>>>

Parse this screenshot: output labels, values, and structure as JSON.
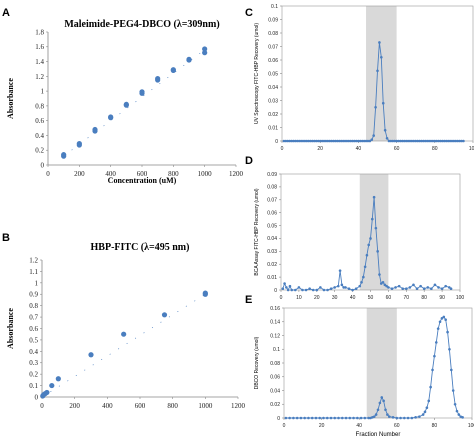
{
  "panels": {
    "A": "A",
    "B": "B",
    "C": "C",
    "D": "D",
    "E": "E"
  },
  "colors": {
    "marker": "#4a7ebf",
    "axis": "#888888",
    "shade": "#d9d9d9",
    "text": "#000000"
  },
  "chart_data": [
    {
      "id": "A",
      "type": "scatter",
      "title": "Maleimide-PEG4-DBCO (λ=309nm)",
      "xlabel": "Concentration (uM)",
      "ylabel": "Absorbance",
      "xlim": [
        0,
        1200
      ],
      "ylim": [
        0,
        1.8
      ],
      "xticks": [
        "0",
        "200",
        "400",
        "600",
        "800",
        "1000",
        "1200"
      ],
      "yticks": [
        "0",
        "0.2",
        "0.4",
        "0.6",
        "0.8",
        "1",
        "1.2",
        "1.4",
        "1.6",
        "1.8"
      ],
      "grid": false,
      "points": [
        [
          100,
          0.12
        ],
        [
          100,
          0.14
        ],
        [
          200,
          0.27
        ],
        [
          200,
          0.29
        ],
        [
          300,
          0.46
        ],
        [
          300,
          0.48
        ],
        [
          400,
          0.64
        ],
        [
          400,
          0.65
        ],
        [
          500,
          0.81
        ],
        [
          500,
          0.82
        ],
        [
          600,
          0.97
        ],
        [
          600,
          0.99
        ],
        [
          700,
          1.15
        ],
        [
          700,
          1.17
        ],
        [
          800,
          1.28
        ],
        [
          800,
          1.29
        ],
        [
          900,
          1.42
        ],
        [
          900,
          1.43
        ],
        [
          1000,
          1.52
        ],
        [
          1000,
          1.57
        ]
      ],
      "trendline": [
        [
          100,
          0.12
        ],
        [
          1000,
          1.56
        ]
      ]
    },
    {
      "id": "B",
      "type": "scatter",
      "title": "HBP-FITC (λ=495 nm)",
      "xlabel": "",
      "ylabel": "Absorbance",
      "xlim": [
        0,
        1200
      ],
      "ylim": [
        0,
        1.2
      ],
      "xticks": [
        "0",
        "200",
        "400",
        "600",
        "800",
        "1000",
        "1200"
      ],
      "yticks": [
        "0",
        "0.1",
        "0.2",
        "0.3",
        "0.4",
        "0.5",
        "0.6",
        "0.7",
        "0.8",
        "0.9",
        "1",
        "1.1",
        "1.2"
      ],
      "grid": false,
      "points": [
        [
          5,
          0.01
        ],
        [
          10,
          0.02
        ],
        [
          20,
          0.03
        ],
        [
          30,
          0.04
        ],
        [
          60,
          0.1
        ],
        [
          100,
          0.16
        ],
        [
          300,
          0.37
        ],
        [
          500,
          0.55
        ],
        [
          750,
          0.72
        ],
        [
          1000,
          0.9
        ],
        [
          1000,
          0.91
        ]
      ],
      "trendline": [
        [
          0,
          0.0
        ],
        [
          1000,
          0.9
        ]
      ]
    },
    {
      "id": "C",
      "type": "line",
      "title": "",
      "xlabel": "",
      "ylabel": "UV Spectroscopy FITC-HBP Recovery (umol)",
      "xlim": [
        0,
        100
      ],
      "ylim": [
        0,
        0.1
      ],
      "xticks": [
        "0",
        "20",
        "40",
        "60",
        "80",
        "100"
      ],
      "yticks": [
        "0",
        "0.01",
        "0.02",
        "0.03",
        "0.04",
        "0.05",
        "0.06",
        "0.07",
        "0.08",
        "0.09",
        "0.1"
      ],
      "shaded_x": [
        44,
        60
      ],
      "series": [
        {
          "x": [
            1,
            2,
            3,
            4,
            5,
            6,
            7,
            8,
            9,
            10,
            11,
            12,
            13,
            14,
            15,
            16,
            17,
            18,
            19,
            20,
            21,
            22,
            23,
            24,
            25,
            26,
            27,
            28,
            29,
            30,
            31,
            32,
            33,
            34,
            35,
            36,
            37,
            38,
            39,
            40,
            41,
            42,
            43,
            44,
            45,
            46,
            47,
            48,
            49,
            50,
            51,
            52,
            53,
            54,
            55,
            56,
            57,
            58,
            59,
            60,
            61,
            62,
            63,
            64,
            65,
            66,
            67,
            68,
            69,
            70,
            71,
            72,
            73,
            74,
            75,
            76,
            77,
            78,
            79,
            80,
            81,
            82,
            83,
            84,
            85,
            86,
            87,
            88,
            89,
            90,
            91,
            92,
            93,
            94,
            95
          ],
          "y": [
            0,
            0,
            0,
            0,
            0,
            0,
            0,
            0,
            0,
            0,
            0,
            0,
            0,
            0,
            0,
            0,
            0,
            0,
            0,
            0,
            0,
            0,
            0,
            0,
            0,
            0,
            0,
            0,
            0,
            0,
            0,
            0,
            0,
            0,
            0,
            0,
            0,
            0,
            0,
            0,
            0,
            0,
            0,
            0,
            0,
            0,
            0.001,
            0.004,
            0.025,
            0.052,
            0.073,
            0.062,
            0.028,
            0.008,
            0.002,
            0,
            0,
            0,
            0,
            0,
            0,
            0,
            0,
            0,
            0,
            0,
            0,
            0,
            0,
            0,
            0,
            0,
            0,
            0,
            0,
            0,
            0,
            0,
            0,
            0,
            0,
            0,
            0,
            0,
            0,
            0,
            0,
            0,
            0,
            0,
            0,
            0,
            0,
            0,
            0
          ]
        }
      ]
    },
    {
      "id": "D",
      "type": "line",
      "title": "",
      "xlabel": "",
      "ylabel": "BCA Assay FITC-HBP Recovery (umol)",
      "xlim": [
        0,
        100
      ],
      "ylim": [
        0,
        0.09
      ],
      "xticks": [
        "0",
        "10",
        "20",
        "30",
        "40",
        "50",
        "60",
        "70",
        "80",
        "90",
        "100"
      ],
      "yticks": [
        "0",
        "0.01",
        "0.02",
        "0.03",
        "0.04",
        "0.05",
        "0.06",
        "0.07",
        "0.08",
        "0.09"
      ],
      "shaded_x": [
        44,
        60
      ],
      "series": [
        {
          "x": [
            1,
            2,
            3,
            4,
            5,
            6,
            8,
            10,
            12,
            14,
            16,
            18,
            20,
            22,
            24,
            26,
            28,
            30,
            32,
            33,
            34,
            35,
            36,
            38,
            40,
            42,
            44,
            45,
            46,
            47,
            48,
            49,
            50,
            51,
            52,
            53,
            54,
            55,
            56,
            57,
            58,
            59,
            60,
            62,
            64,
            66,
            68,
            70,
            72,
            74,
            76,
            78,
            80,
            82,
            84,
            86,
            88,
            90,
            92,
            94,
            95
          ],
          "y": [
            0.001,
            0.005,
            0.002,
            0,
            0.003,
            0,
            0,
            0.002,
            0,
            0,
            0.001,
            0,
            0,
            0.002,
            0,
            0,
            0.001,
            0.002,
            0.003,
            0.015,
            0.004,
            0.002,
            0.002,
            0.001,
            0,
            0.001,
            0.003,
            0.006,
            0.01,
            0.018,
            0.027,
            0.035,
            0.04,
            0.055,
            0.072,
            0.048,
            0.03,
            0.012,
            0.005,
            0.006,
            0.004,
            0.003,
            0.002,
            0.001,
            0.002,
            0.003,
            0.001,
            0.001,
            0.002,
            0.004,
            0.001,
            0.003,
            0.001,
            0.002,
            0.001,
            0.004,
            0.002,
            0.001,
            0.003,
            0.002,
            0.001
          ]
        }
      ]
    },
    {
      "id": "E",
      "type": "line",
      "title": "",
      "xlabel": "Fraction Number",
      "ylabel": "DBCO Recovery (umol)",
      "xlim": [
        0,
        100
      ],
      "ylim": [
        0,
        0.16
      ],
      "xticks": [
        "0",
        "20",
        "40",
        "60",
        "80",
        "100"
      ],
      "yticks": [
        "0",
        "0.02",
        "0.04",
        "0.06",
        "0.08",
        "0.1",
        "0.12",
        "0.14",
        "0.16"
      ],
      "shaded_x": [
        44,
        60
      ],
      "series": [
        {
          "x": [
            1,
            3,
            5,
            7,
            9,
            11,
            13,
            15,
            17,
            19,
            21,
            23,
            25,
            27,
            29,
            31,
            33,
            35,
            37,
            39,
            41,
            43,
            45,
            46,
            47,
            48,
            49,
            50,
            51,
            52,
            53,
            54,
            55,
            56,
            58,
            60,
            62,
            64,
            66,
            68,
            70,
            72,
            74,
            75,
            76,
            77,
            78,
            79,
            80,
            81,
            82,
            83,
            84,
            85,
            86,
            87,
            88,
            89,
            90,
            91,
            92,
            93,
            94,
            95
          ],
          "y": [
            0,
            0,
            0,
            0,
            0,
            0,
            0,
            0,
            0,
            0,
            0,
            0,
            0,
            0,
            0,
            0,
            0,
            0,
            0,
            0,
            0,
            0,
            0,
            0,
            0.001,
            0.002,
            0.005,
            0.012,
            0.022,
            0.03,
            0.025,
            0.012,
            0.005,
            0.002,
            0.001,
            0,
            0,
            0,
            0,
            0,
            0.001,
            0.002,
            0.005,
            0.009,
            0.015,
            0.025,
            0.045,
            0.07,
            0.09,
            0.11,
            0.13,
            0.14,
            0.145,
            0.147,
            0.143,
            0.125,
            0.1,
            0.07,
            0.04,
            0.02,
            0.01,
            0.005,
            0.002,
            0.001
          ]
        }
      ]
    }
  ]
}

<<<

_WHAT IS NEEDED:_
Gather every line from the entries above where the word "Recovery" appears, and copy them.

_ANSWER BOX:_
      "ylabel": "UV Spectroscopy FITC-HBP Recovery (umol)",
      "ylabel": "BCA Assay FITC-HBP Recovery (umol)",
      "ylabel": "DBCO Recovery (umol)",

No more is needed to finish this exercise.